-- Start of Data for this task --
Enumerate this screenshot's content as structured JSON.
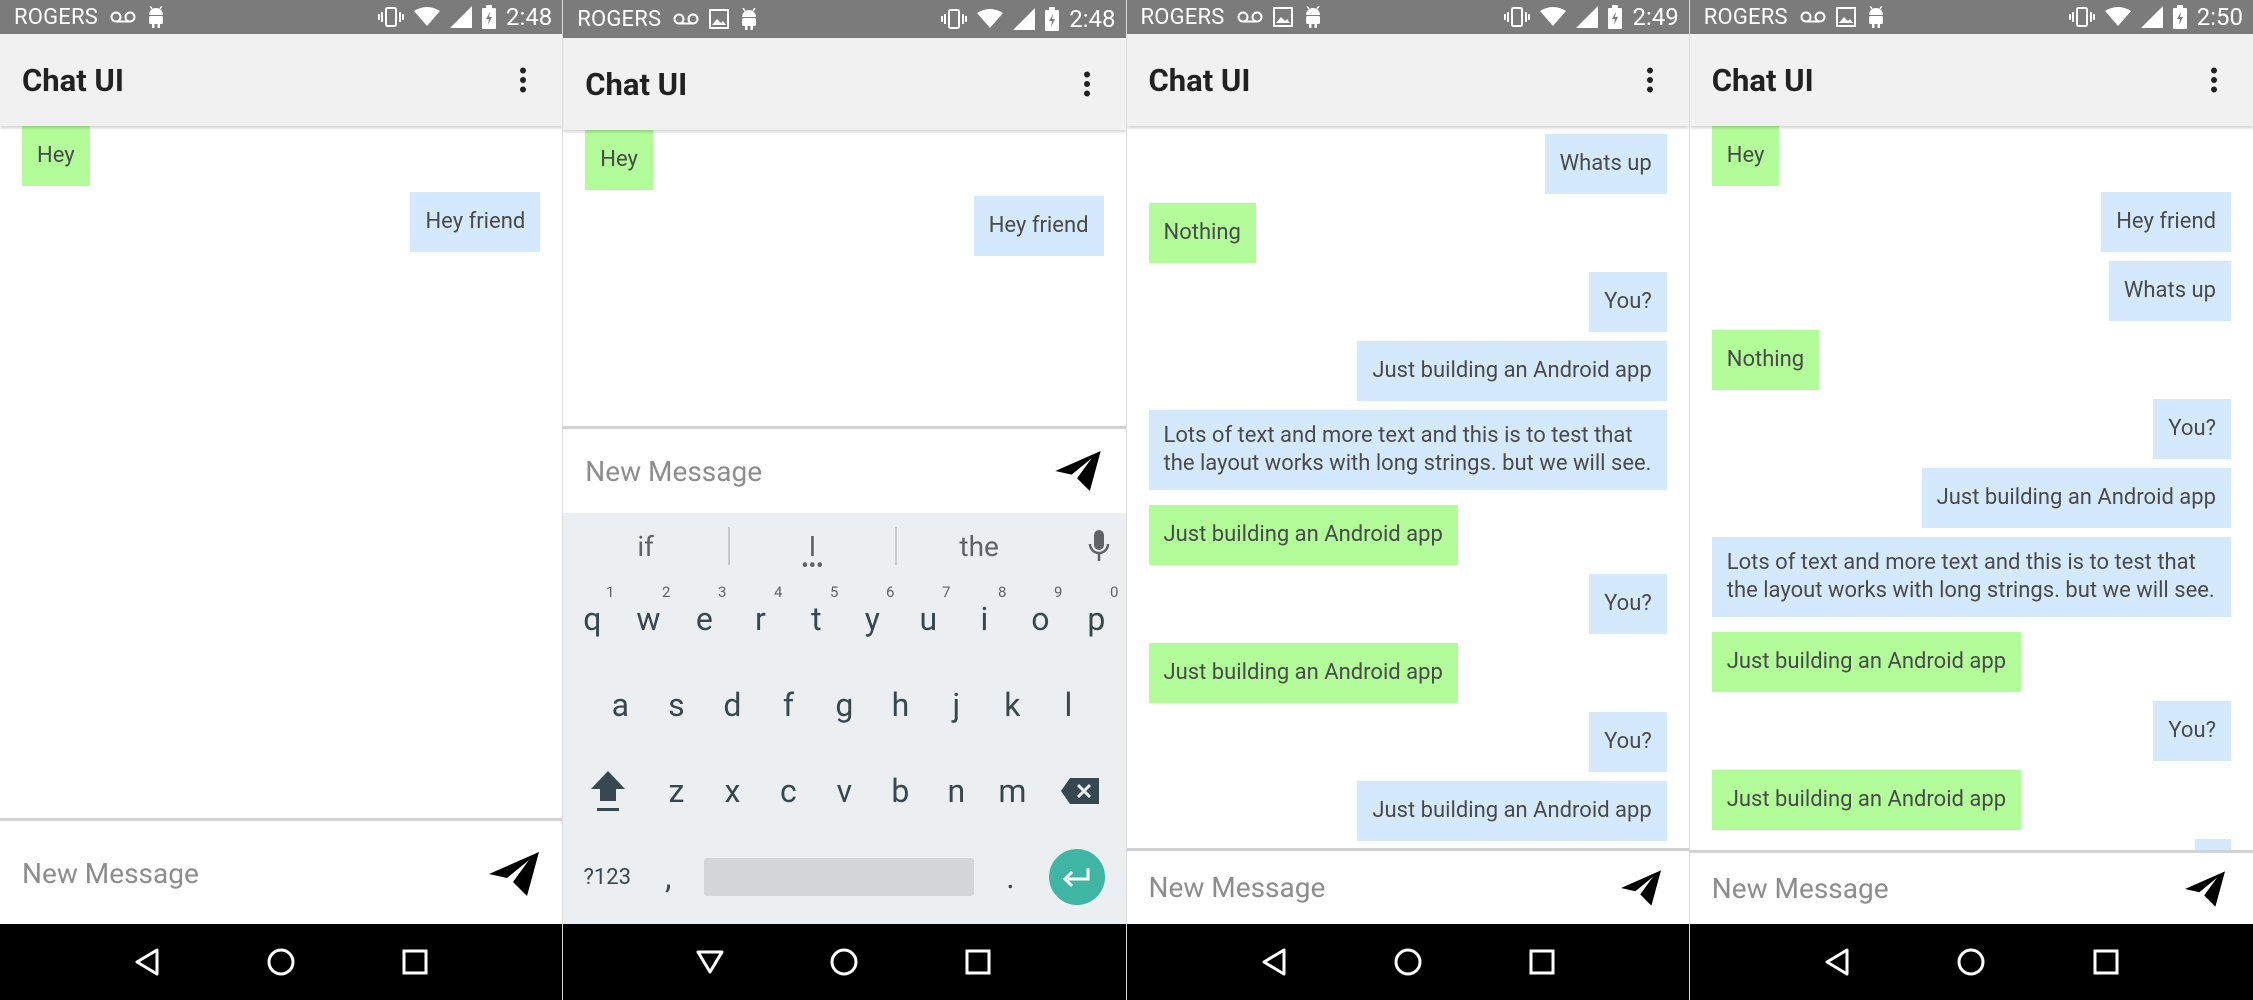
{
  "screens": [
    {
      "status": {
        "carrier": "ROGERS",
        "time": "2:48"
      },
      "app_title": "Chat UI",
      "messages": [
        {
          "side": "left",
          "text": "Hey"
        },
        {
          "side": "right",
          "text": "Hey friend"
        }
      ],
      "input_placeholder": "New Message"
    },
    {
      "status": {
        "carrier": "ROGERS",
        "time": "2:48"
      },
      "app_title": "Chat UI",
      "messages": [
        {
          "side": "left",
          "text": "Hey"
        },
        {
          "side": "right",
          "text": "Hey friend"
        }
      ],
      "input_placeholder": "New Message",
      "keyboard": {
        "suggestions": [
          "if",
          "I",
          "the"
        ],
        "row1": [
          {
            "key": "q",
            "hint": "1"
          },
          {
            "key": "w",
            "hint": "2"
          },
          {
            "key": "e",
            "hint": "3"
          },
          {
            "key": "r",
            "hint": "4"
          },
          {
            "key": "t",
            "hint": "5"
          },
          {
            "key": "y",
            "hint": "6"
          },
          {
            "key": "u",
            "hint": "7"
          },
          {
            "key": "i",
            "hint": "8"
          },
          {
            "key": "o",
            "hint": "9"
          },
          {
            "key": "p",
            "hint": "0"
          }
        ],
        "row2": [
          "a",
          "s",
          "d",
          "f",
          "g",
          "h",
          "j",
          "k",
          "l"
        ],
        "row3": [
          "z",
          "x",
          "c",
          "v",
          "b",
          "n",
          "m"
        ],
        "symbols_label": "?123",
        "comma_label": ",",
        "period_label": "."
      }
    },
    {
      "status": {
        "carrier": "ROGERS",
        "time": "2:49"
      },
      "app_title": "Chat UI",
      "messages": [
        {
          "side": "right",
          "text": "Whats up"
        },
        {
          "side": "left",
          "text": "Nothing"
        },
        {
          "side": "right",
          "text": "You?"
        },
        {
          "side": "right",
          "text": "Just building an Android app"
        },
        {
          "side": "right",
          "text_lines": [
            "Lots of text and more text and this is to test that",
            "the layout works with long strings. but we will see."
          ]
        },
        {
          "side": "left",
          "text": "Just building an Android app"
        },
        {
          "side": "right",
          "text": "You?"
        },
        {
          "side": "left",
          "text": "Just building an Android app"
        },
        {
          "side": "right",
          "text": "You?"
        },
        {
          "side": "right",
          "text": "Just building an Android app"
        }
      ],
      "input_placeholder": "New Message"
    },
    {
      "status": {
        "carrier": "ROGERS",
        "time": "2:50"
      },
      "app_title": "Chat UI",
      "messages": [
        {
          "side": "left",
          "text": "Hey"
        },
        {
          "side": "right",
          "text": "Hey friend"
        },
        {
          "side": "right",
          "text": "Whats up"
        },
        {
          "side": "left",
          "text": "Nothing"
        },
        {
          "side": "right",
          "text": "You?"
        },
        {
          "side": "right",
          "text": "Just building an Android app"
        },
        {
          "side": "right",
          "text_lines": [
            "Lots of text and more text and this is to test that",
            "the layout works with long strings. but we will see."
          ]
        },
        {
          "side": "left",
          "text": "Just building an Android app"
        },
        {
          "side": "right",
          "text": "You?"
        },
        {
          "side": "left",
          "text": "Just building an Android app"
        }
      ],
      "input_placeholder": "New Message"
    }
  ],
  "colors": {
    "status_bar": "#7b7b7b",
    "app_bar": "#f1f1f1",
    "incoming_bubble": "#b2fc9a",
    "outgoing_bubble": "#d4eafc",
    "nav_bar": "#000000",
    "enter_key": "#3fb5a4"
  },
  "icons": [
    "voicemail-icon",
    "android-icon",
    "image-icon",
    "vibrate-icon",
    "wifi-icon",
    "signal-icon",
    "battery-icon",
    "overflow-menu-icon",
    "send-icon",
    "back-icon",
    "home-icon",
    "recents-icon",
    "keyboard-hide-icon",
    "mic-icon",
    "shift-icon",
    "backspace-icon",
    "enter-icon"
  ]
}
-- End of Data for this task --
-- Start of Data for this task --
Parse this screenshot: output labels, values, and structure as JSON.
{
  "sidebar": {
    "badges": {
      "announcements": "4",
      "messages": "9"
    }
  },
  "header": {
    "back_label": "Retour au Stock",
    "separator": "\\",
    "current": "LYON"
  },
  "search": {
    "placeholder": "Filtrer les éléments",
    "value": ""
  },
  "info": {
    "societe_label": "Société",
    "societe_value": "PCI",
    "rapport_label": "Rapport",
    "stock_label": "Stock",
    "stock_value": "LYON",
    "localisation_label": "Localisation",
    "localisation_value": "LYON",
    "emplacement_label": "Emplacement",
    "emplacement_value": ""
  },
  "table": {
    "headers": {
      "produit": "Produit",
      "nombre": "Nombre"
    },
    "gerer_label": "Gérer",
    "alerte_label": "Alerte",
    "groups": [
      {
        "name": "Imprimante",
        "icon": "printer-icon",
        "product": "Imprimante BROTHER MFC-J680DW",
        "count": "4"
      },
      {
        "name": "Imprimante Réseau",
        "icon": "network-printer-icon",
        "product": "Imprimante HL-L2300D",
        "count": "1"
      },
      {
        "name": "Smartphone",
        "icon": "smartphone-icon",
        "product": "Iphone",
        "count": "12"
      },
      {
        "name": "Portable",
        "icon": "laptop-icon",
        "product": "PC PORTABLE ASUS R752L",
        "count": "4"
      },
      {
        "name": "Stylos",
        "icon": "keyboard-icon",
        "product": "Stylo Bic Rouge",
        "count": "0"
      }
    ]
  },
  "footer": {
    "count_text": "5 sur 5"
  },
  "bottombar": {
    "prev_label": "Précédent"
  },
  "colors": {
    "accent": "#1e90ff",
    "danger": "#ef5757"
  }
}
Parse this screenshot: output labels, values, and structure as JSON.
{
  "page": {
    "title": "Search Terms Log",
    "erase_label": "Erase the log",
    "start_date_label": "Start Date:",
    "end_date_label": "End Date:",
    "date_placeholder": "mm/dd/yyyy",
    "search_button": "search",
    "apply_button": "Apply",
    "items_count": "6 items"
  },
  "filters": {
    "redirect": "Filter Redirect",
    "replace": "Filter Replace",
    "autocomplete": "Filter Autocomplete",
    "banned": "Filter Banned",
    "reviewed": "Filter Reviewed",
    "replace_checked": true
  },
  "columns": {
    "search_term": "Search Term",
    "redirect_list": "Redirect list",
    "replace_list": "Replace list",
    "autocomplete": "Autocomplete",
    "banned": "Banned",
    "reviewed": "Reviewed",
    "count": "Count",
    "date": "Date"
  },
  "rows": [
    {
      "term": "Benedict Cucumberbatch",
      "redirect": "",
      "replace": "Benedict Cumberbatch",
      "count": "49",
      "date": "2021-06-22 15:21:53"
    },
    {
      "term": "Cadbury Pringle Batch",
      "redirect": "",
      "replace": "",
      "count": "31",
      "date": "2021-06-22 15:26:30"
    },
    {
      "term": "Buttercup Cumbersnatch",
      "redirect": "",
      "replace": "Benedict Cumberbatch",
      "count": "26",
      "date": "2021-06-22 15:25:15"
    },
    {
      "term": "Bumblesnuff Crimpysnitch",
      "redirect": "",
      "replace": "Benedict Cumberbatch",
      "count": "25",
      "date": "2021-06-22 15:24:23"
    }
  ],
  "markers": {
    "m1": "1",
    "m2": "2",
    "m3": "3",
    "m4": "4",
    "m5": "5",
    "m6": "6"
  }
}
-- End of Data for this task --
**Brief**
State how many lines above include the word "name", and nothing more.

**Answer to this task**
5